* START Supplied records *
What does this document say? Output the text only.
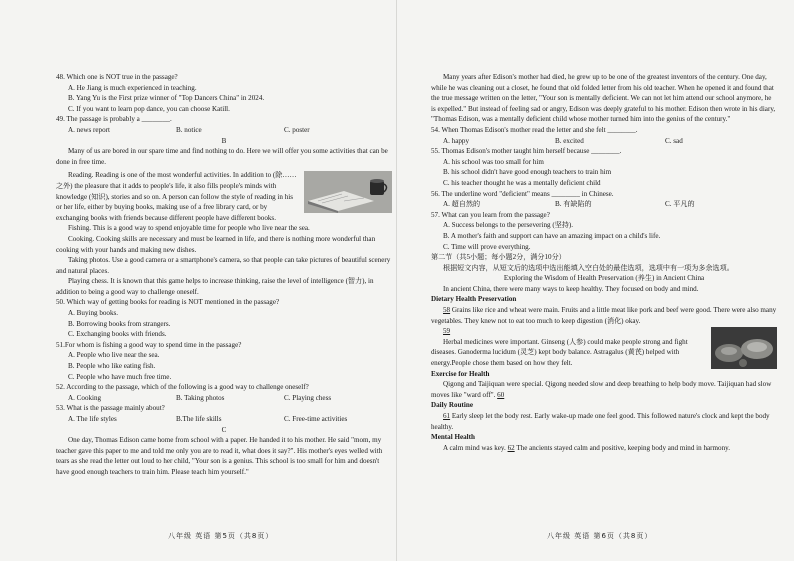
48. Which one is NOT true in the passage?

A. He Jiang is much experienced in teaching.

B. Yang Yu is the First prize winner of "Top Dancers China" in 2024.

C. If you want to learn pop dance, you can choose Katill.

49. The passage is probably a ________.

A. news report	B. notice	C. poster

B

Many of us are bored in our spare time and find nothing to do. Here we will offer you some activities that can be done in free time.

Reading. Reading is one of the most wonderful activities. In addition to (除……之外) the pleasure that it adds to people's life, it also fills people's minds with knowledge (知识), stories and so on. A person can follow the style of reading in his or her life, either by buying books, making use of a free library card, or by exchanging books with friends because different people have different books.

Fishing. This is a good way to spend enjoyable time for people who live near the sea.

Cooking. Cooking skills are necessary and must be learned in life, and there is nothing more wonderful than cooking with your hands and making new dishes.

Taking photos. Use a good camera or a smartphone's camera, so that people can take pictures of beautiful scenery and natural places.

Playing chess. It is known that this game helps to increase thinking, raise the level of intelligence (智力), in addition to being a good way to challenge oneself.

50. Which way of getting books for reading is NOT mentioned in the passage?

A. Buying books.

B. Borrowing books from strangers.

C. Exchanging books with friends.

51.For whom is fishing a good way to spend time in the passage?

A. People who live near the sea.

B. People who like eating fish.

C. People who have much free time.

52. According to the passage, which of the following is a good way to challenge oneself?

A. Cooking	B. Taking photos	C. Playing chess

53. What is the passage mainly about?

A. The life styles	B.The life skills	C. Free-time activities

C

One day, Thomas Edison came home from school with a paper. He handed it to his mother. He said "mom, my teacher gave this paper to me and told me only you are to read it, what does it say?". His mother's eyes welled with tears as she read the letter out loud to her child, "Your son is a genius. This school is too small for him and doesn't have good enough teachers to train him. Please teach him yourself."

八年级 英语 第5页（共8页）

Many years after Edison's mother had died, he grew up to be one of the greatest inventors of the century. One day, while he was cleaning out a closet, he found that old folded letter from his old teacher. When he opened it and found that the true message written on the letter, "Your son is mentally deficient. We can not let him attend our school anymore, he is expelled." But instead of feeling sad or angry, Edison was deeply grateful to his mother. Edison then wrote in his diary, "Thomas Edison, was a mentally deficient child whose mother turned him into the genius of the century."

54. When Thomas Edison's mother read the letter and she felt ________.

A. happy	B. excited	C. sad

55. Thomas Edison's mother taught him herself because ________.

A. his school was too small for him

B. his school didn't have good enough teachers to train him

C. his teacher thought he was a mentally deficient child

56. The underline word "deficient" means ________ in Chinese.

A. 超自然的	B. 有缺陷的	C. 平凡的

57. What can you learn from the passage?

A. Success belongs to the persevering (坚持).

B. A mother's faith and support can have an amazing impact on a child's life.

C. Time will prove everything.

第二节（共5小题；每小题2分，满分10分）

根据短文内容，从短文后的选项中选出能填入空白处的最佳选项，选项中有一项为多余选项。

Exploring the Wisdom of Health Preservation (养生) in Ancient China

In ancient China, there were many ways to keep healthy. They focused on body and mind.

Dietary Health Preservation

58 Grains like rice and wheat were main. Fruits and a little meat like pork and beef were good. There were also many vegetables. They knew not to eat too much to keep digestion (消化) okay.

59

Herbal medicines were important. Ginseng (人参) could make people strong and fight diseases. Ganoderma lucidum (灵芝) kept body balance. Astragalus (黄芪) helped with energy.People chose them based on how they felt.

Exercise for Health

Qigong and Taijiquan were special. Qigong needed slow and deep breathing to help body move. Taijiquan had slow moves like "ward off". 60

Daily Routine

61 Early sleep let the body rest. Early wake-up made one feel good. This followed nature's clock and kept the body healthy.

Mental Health

A calm mind was key. 62 The ancients stayed calm and positive, keeping body and mind in harmony.

八年级 英语 第6页（共8页）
* END Supplied records *
→ **What is expected**: In the listing, find each line with the string "kept" and copy it.

→ **The answer**:
Herbal medicines were important. Ginseng (人参) could make people strong and fight diseases. Ganoderma lucidum (灵芝) kept body balance. Astragalus (黄芪) helped with energy.People chose them based on how they felt.
61 Early sleep let the body rest. Early wake-up made one feel good. This followed nature's clock and kept the body healthy.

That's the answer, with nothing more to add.